Last Updated on March 25, 2026 9:05 pm by INDIAN AWAAZ
R Suryamurthy
In a move that could recast the contours of India’s engagement with foreign-funded civil society, the government has introduced the Foreign Contribution (Regulation) Amendment Bill, 2026, signalling a shift that goes well beyond regulatory fine-tuning to a deeper reordering of institutional control.
Tabled in the Lok Sabha by Nityanand Rai and steered by the Home Ministry under Amit Shah, the Bill seeks to address what it describes as persistent “operational and legal gaps” in the Foreign Contribution (Regulation) Act, 2010. Yet, beneath the language of administrative reform lies a more consequential shift—one that redraws the boundary between regulatory oversight and state control.
At the heart of the proposed law is a fundamental recalibration: from monitoring the inflow and use of foreign funds to asserting custodial authority over the assets those funds create.
From oversight to ownership
The most striking provision is the establishment of a “designated authority” vested with the power to assume control over assets built using foreign contributions once an organisation’s FCRA registration is cancelled, surrendered, or lapses.
Under the proposed framework, such assets—whether wholly or partially funded through foreign contributions—would automatically vest in this authority. The vesting begins as provisional but can become permanent if the organisation fails to regain its licence within a defined timeframe. The authority is then empowered not only to safeguard and manage these assets but also to run associated activities, transfer them to government entities, or liquidate them altogether, with proceeds credited to the Consolidated Fund.

■ DATA SHOWN
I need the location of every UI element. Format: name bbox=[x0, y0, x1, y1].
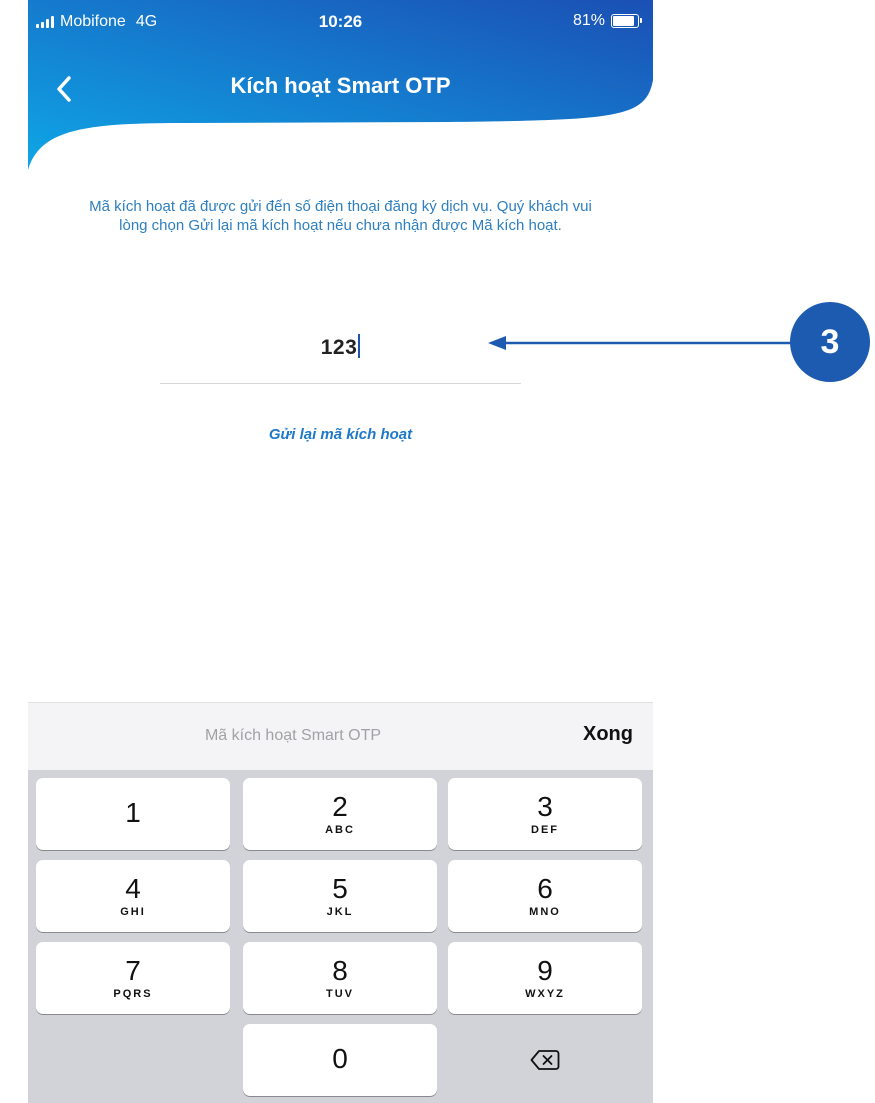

■ PROBLEMS
[1] Reproduce the section of the FCRA article that opens with the words containing "Tabled in the" and closes with "surrendered, or lapses.".
[2] Answer these questions from the FCRA article:
(a) Who tabled the Bill in the Lok Sabha?
(b) In what three situations involving an organisation's FCRA registration would the designated authority assume control over assets?
(c) Where would proceeds from liquidated assets be credited?
Work only from the FCRA article and ignore the material.

■ FINAL RESULTS
[1]
Tabled in the Lok Sabha by Nityanand Rai and steered by the Home Ministry under Amit Shah, the Bill seeks to address what it describes as persistent “operational and legal gaps” in the Foreign Contribution (Regulation) Act, 2010. Yet, beneath the language of administrative reform lies a more consequential shift—one that redraws the boundary between regulatory oversight and state control.
At the heart of the proposed law is a fundamental recalibration: from monitoring the inflow and use of foreign funds to asserting custodial authority over the assets those funds create.
From oversight to ownership
The most striking provision is the establishment of a “designated authority” vested with the power to assume control over assets built using foreign contributions once an organisation’s FCRA registration is cancelled, surrendered, or lapses.

[2]
(a) Nityanand Rai
(b) When the registration is cancelled, surrendered, or lapses
(c) The Consolidated Fund